> **WHAT YOU WILL DO**
[1] In two sentences, what does the passage about Ginsburg lying in state say?
[2] Could you reproduce, word for word, the stretch of the passage about Ginsburg lying in state from "When Ginsburg died, Pelosi" through "the House side."?

> **TEXT TO READ**
########################################

When Ginsburg died, Pelosi proposed that the Supreme Court justice lies in state in the U.S. Capitol Rotunda, which would make her the first woman to do so in U.S. history.
However, McConnell “rejected the idea on the grounds that there was no precedent for such treatment of a justice,” according to Page. The Kentucky senator noted, “When William Howard Taft had lain in state in 1930, he had been not only the chief justice but also president,” as Page writes. McConnell was the senator majority leader at the time.
Addtionally, Page writes:
“He wasn’t swayed by the argument that Ginsburg had achieved an iconic status in American culture, especially for women and girls. McConnell’s refusal meant that Ginsburg’s flag-draped coffin was placed not in the Rotunda, which connects the House and Senate, but in Statuary Hall, on the House side.

########################################

> **RECORD SET**

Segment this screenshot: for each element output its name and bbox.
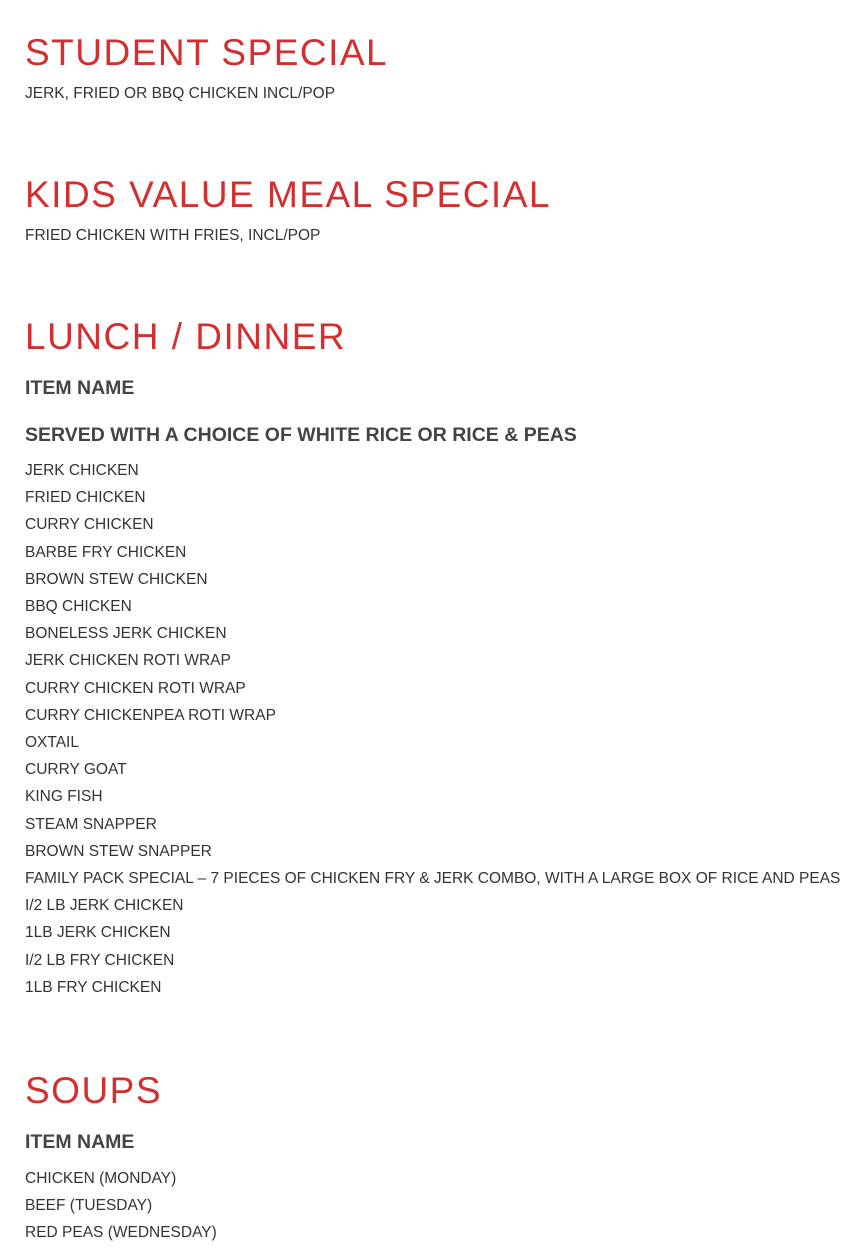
student-special-title: STUDENT SPECIAL	[25, 32, 389, 73]
served-with-note: SERVED WITH A CHOICE OF WHITE RICE OR RICE & PEAS	[25, 424, 577, 446]
student-special-description: JERK, FRIED OR BBQ CHICKEN INCL/POP	[25, 85, 336, 102]
list-item: JERK CHICKEN	[25, 462, 139, 479]
list-item: CURRY CHICKENPEA ROTI WRAP	[25, 706, 276, 724]
lunch-dinner-title: LUNCH / DINNER	[25, 316, 347, 357]
list-item: BONELESS JERK CHICKEN	[25, 625, 227, 643]
list-item: I/2 LB FRY CHICKEN	[25, 951, 175, 969]
student-special-section	[25, 31, 835, 104]
list-item: BEEF (TUESDAY)	[25, 1197, 153, 1215]
list-item: FAMILY PACK SPECIAL – 7 PIECES OF CHICKEN FRY & JERK COMBO, WITH A LARGE BOX OF RICE AND PEAS	[25, 870, 841, 888]
list-item: I/2 LB JERK CHICKEN	[25, 897, 184, 915]
list-item: 1LB JERK CHICKEN	[25, 924, 171, 942]
list-item: CHICKEN (MONDAY)	[25, 1170, 177, 1187]
soups-column-header: ITEM NAME	[25, 1131, 135, 1153]
list-item: BBQ CHICKEN	[25, 598, 132, 616]
list-item: CURRY GOAT	[25, 761, 127, 779]
lunch-dinner-item-list	[25, 457, 841, 1001]
list-item: 1LB FRY CHICKEN	[25, 978, 162, 996]
list-item: JERK CHICKEN ROTI WRAP	[25, 652, 231, 670]
soups-title: SOUPS	[25, 1070, 163, 1111]
list-item: BROWN STEW CHICKEN	[25, 570, 208, 588]
kids-value-meal-section	[25, 173, 835, 246]
soups-section	[25, 1069, 835, 1247]
list-item: KING FISH	[25, 788, 103, 806]
lunch-dinner-column-header: ITEM NAME	[25, 377, 135, 399]
list-item: OXTAIL	[25, 734, 79, 752]
list-item: BARBE FRY CHICKEN	[25, 543, 187, 561]
kids-value-meal-title: KIDS VALUE MEAL SPECIAL	[25, 174, 551, 215]
lunch-dinner-section	[25, 315, 841, 1001]
list-item: RED PEAS (WEDNESDAY)	[25, 1224, 217, 1242]
kids-value-meal-description: FRIED CHICKEN WITH FRIES, INCL/POP	[25, 227, 321, 244]
list-item: FRIED CHICKEN	[25, 489, 146, 507]
list-item: CURRY CHICKEN ROTI WRAP	[25, 679, 246, 697]
list-item: BROWN STEW SNAPPER	[25, 842, 212, 860]
list-item: CURRY CHICKEN	[25, 516, 154, 534]
list-item: STEAM SNAPPER	[25, 815, 157, 833]
soups-item-list	[25, 1165, 835, 1247]
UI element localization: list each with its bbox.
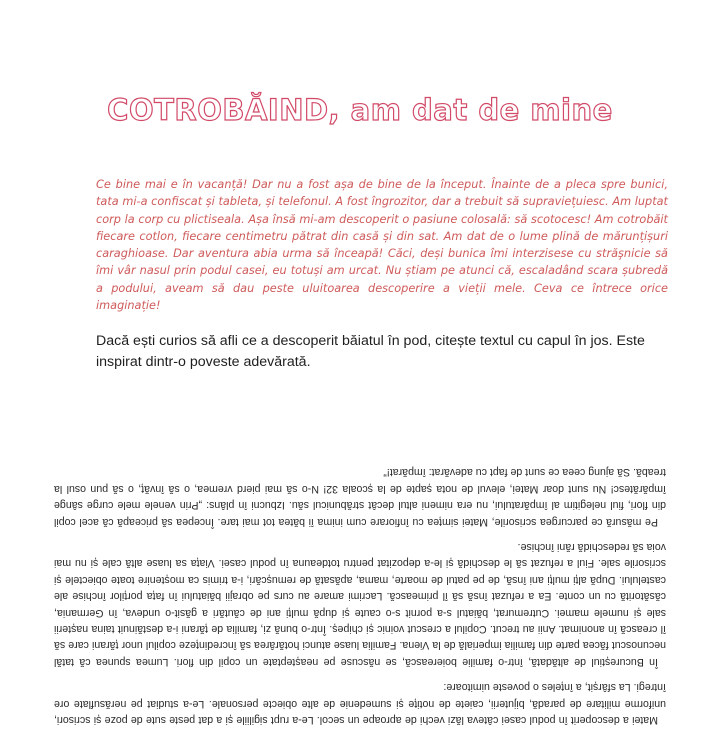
intro-paragraph: Ce bine mai e în vacanță! Dar nu a fost așa de bine de la început. Înainte de a pleca spre bunici, tata mi-a confiscat și tableta, și telefonul. A fost îngrozitor, dar a trebuit să supraviețuiesc. Am luptat corp la corp cu plictiseala. Așa însă mi-am descoperit o pasiune colosală: să scotocesc! Am cotrobăit fiecare cotlon, fiecare centimetru pătrat din casă și din sat. Am dat de o lume plină de mărunțișuri caraghioase. Dar aventura abia urma să înceapă! Căci, deși bunica îmi interzisese cu străşnicie să îmi vâr nasul prin podul casei, eu totuși am urcat. Nu știam pe atunci că, escaladând scara șubredă a podului, aveam să dau peste uluitoarea descoperire a vieții mele. Ceva ce întrece orice imaginație! <box>96 178 668 313</box>
upside-down-story <box>54 392 666 728</box>
lead-paragraph: Dacă ești curios să afli ce a descoperit băiatul în pod, citește textul cu capul în jos. Este inspirat dintr-o poveste adevărată. <box>96 333 645 370</box>
story-paragraph-1: Matei a descoperit în podul casei câteva lăzi vechi de aproape un secol. Le-a rupt sigiliile și a dat peste sute de poze și scrisori, uniforme militare de paradă, bijuterii, caiete de notițe și sumedenie de alte obiecte personale. Le-a studiat pe nerăsuflate ore întregi. La sfârșit, a înțeles o poveste uimitoare: <box>54 681 666 726</box>
page-title: COTROBĂIND, am dat de mine <box>107 93 613 128</box>
story-paragraph-2: În Bucureștiul de altădată, într-o familie boierească, se născuse pe neașteptate un copil din flori. Lumea spunea că tatăl necunoscut făcea parte din familia imperială de la Viena. Familia luase atunci hotărârea să încredințeze copilul unor țărani care să îl crească în anonimat. Anii au trecut. Copilul a crescut voinic și chipeș. Într-o bună zi, familia de țărani i-a destăinuit taina nașterii sale și numele mamei. Cutremurat, băiatul s-a pornit s-o caute și după mulți ani de căutări a găsit-o undeva, în Germania, căsătorită cu un conte. Ea a refuzat însă să îl primească. Lacrimi amare au curs pe obrajii băiatului în fața porților închise ale castelului. După alți mulți ani însă, de pe patul de moarte, mama, apăsată de remușcări, i-a trimis ca moștenire toate obiectele și scrisorile sale. Fiul a refuzat să le deschidă și le-a depozitat pentru totdeauna în podul casei. Viața sa luase altă cale și nu mai voia să redeschidă răni închise. <box>54 540 666 668</box>
story-paragraph-3: Pe măsură ce parcurgea scrisorile, Matei simțea cu înfiorare cum inima îi bătea tot mai tare. Începea să priceapă că acel copil din flori, fiul nelegitim al împăratului, nu era nimeni altul decât străbunicul său. Izbucni în plâns: „Prin venele mele curge sânge împărătesc! Nu sunt doar Matei, elevul de nota șapte de la școala 32! N-o să mai pierd vremea, o să învăț, o să pun osul la treabă. Să ajung ceea ce sunt de fapt cu adevărat: împărat!” <box>54 466 666 528</box>
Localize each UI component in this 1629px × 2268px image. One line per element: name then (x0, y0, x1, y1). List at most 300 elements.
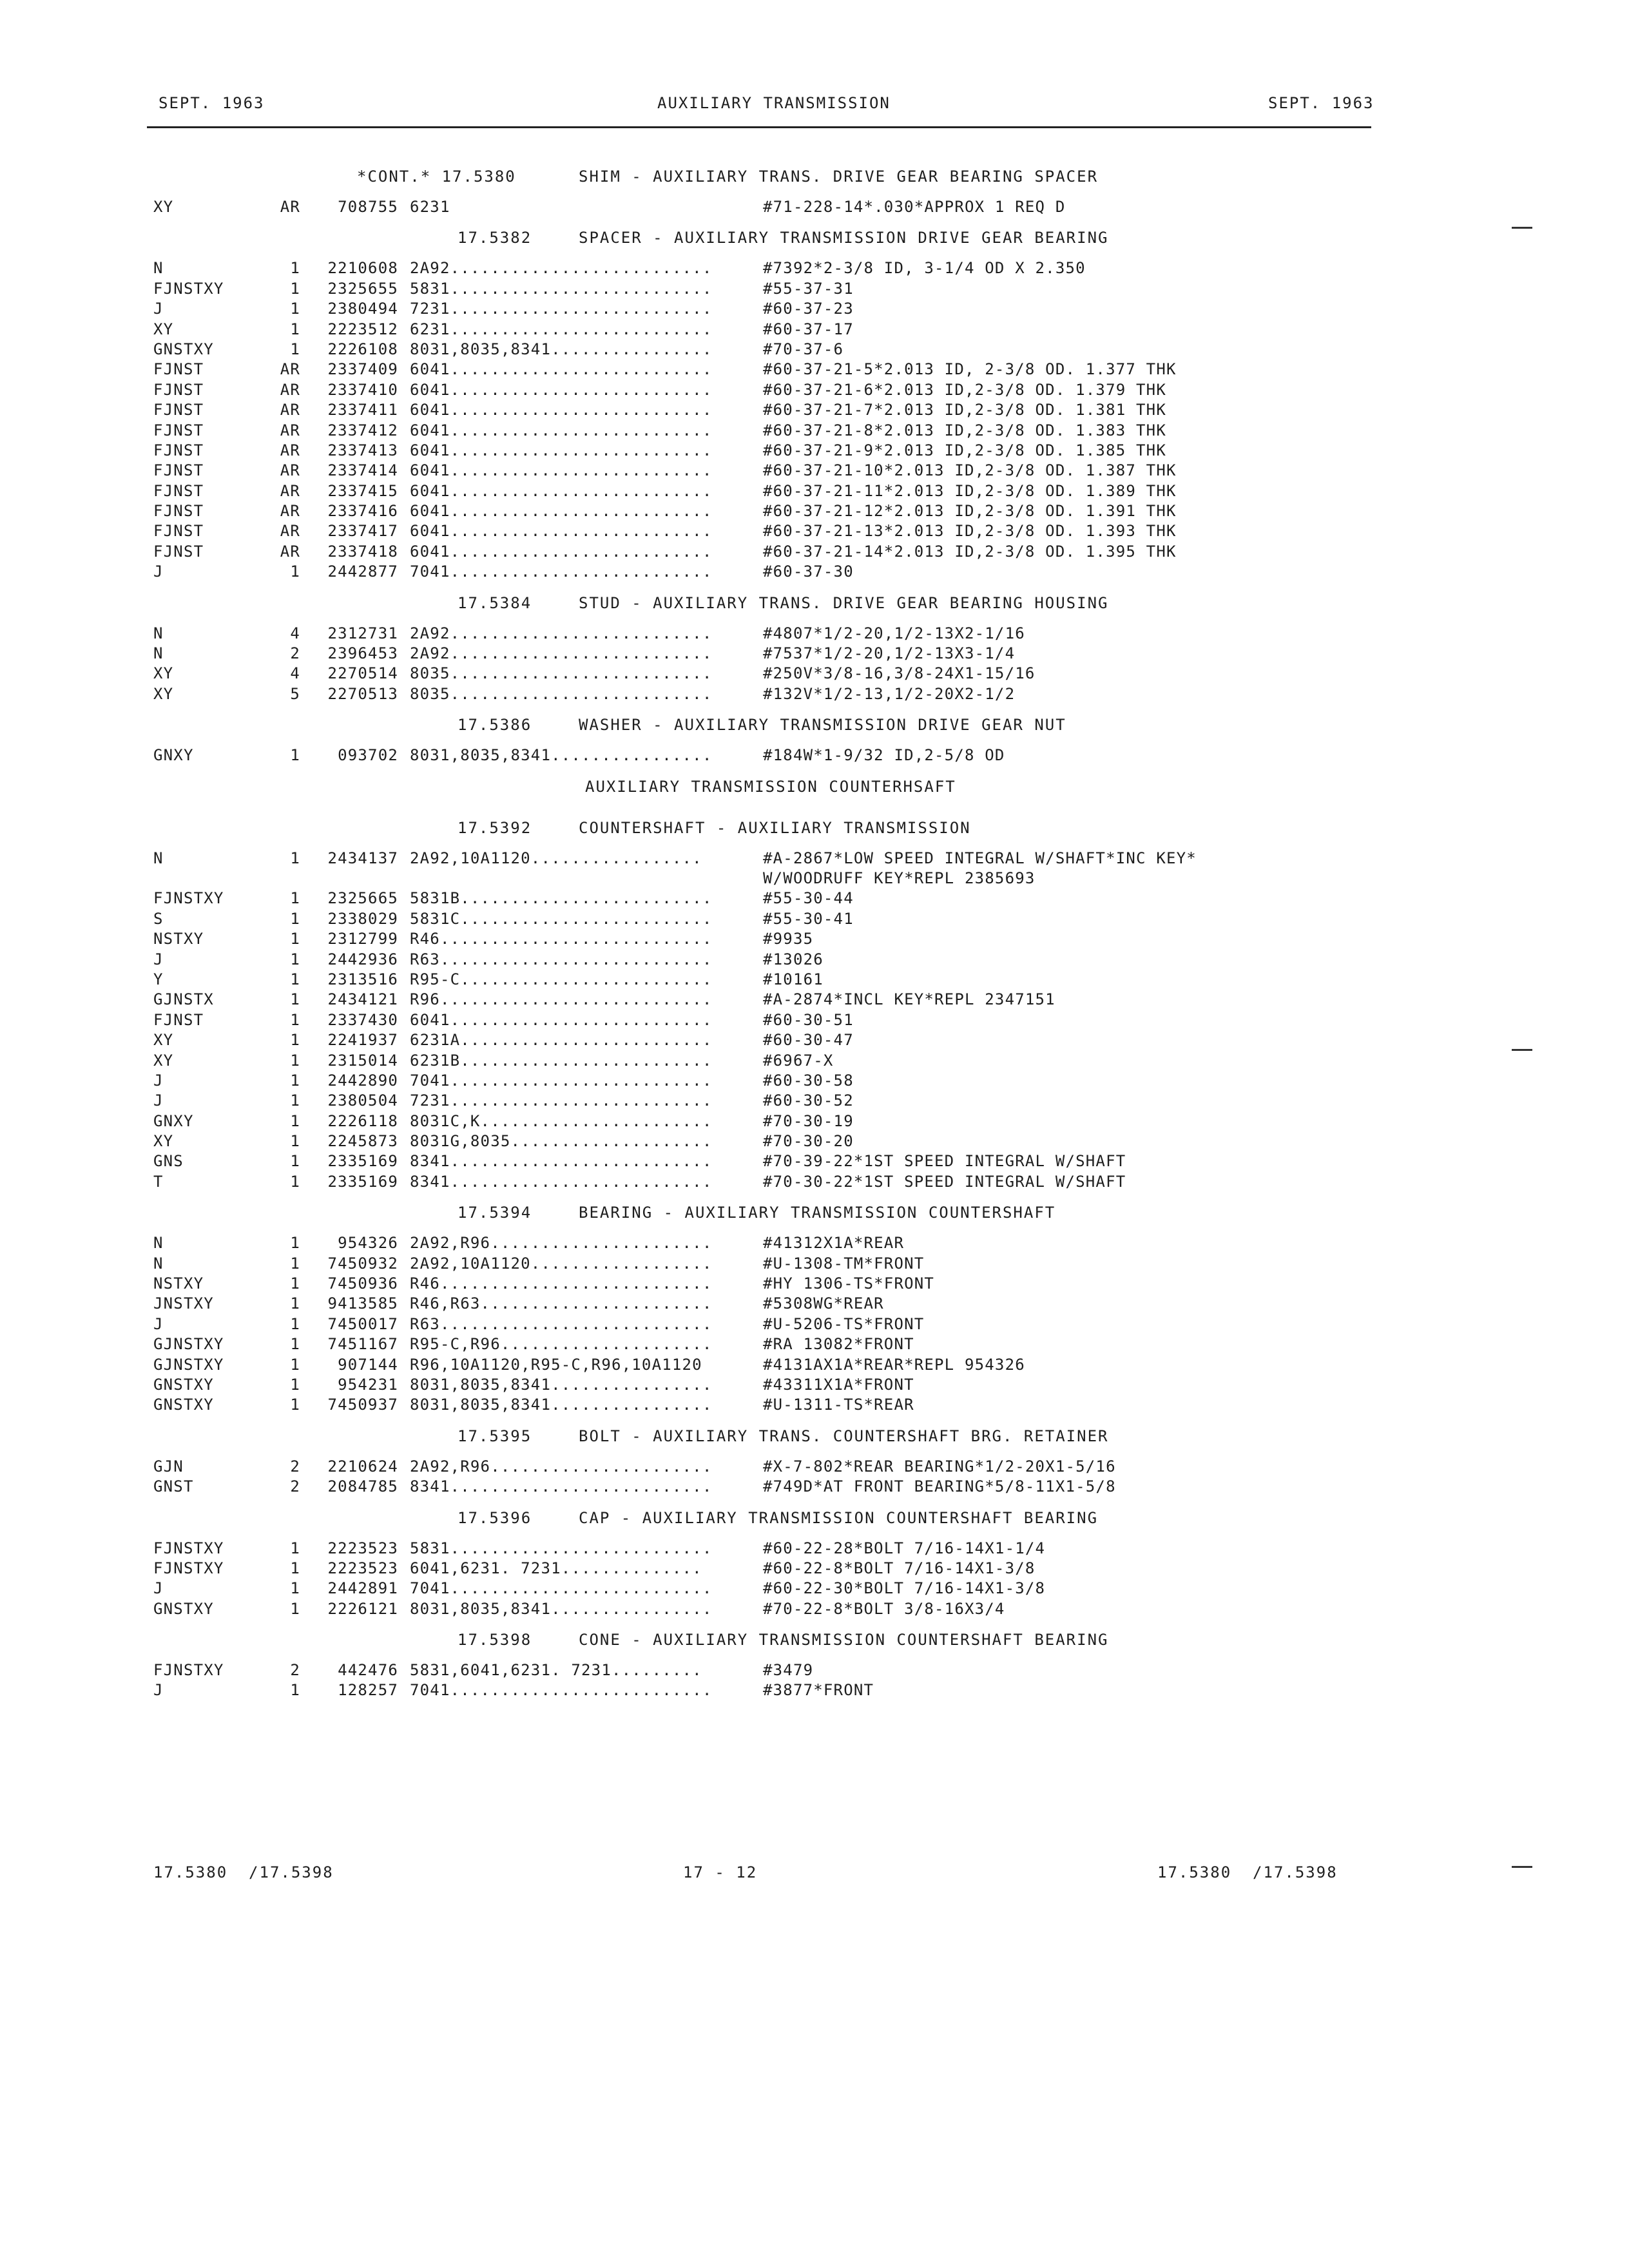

########################################

> **EXPECTED RESPONSES**
[1] When Ginsburg died, Pelosi proposed that she lie in state in the U.S. Capitol Rotunda, which would make her the first woman in U.S. history to do so. McConnell rejected the idea because there was no precedent for such treatment of a justice, so Ginsburg's flag-draped coffin was placed in Statuary Hall, on the House side, instead of the Rotunda.

[2]
When Ginsburg died, Pelosi proposed that the Supreme Court justice lies in state in the U.S. Capitol Rotunda, which would make her the first woman to do so in U.S. history.
However, McConnell “rejected the idea on the grounds that there was no precedent for such treatment of a justice,” according to Page. The Kentucky senator noted, “When William Howard Taft had lain in state in 1930, he had been not only the chief justice but also president,” as Page writes. McConnell was the senator majority leader at the time.
Addtionally, Page writes:
“He wasn’t swayed by the argument that Ginsburg had achieved an iconic status in American culture, especially for women and girls. McConnell’s refusal meant that Ginsburg’s flag-draped coffin was placed not in the Rotunda, which connects the House and Senate, but in Statuary Hall, on the House side.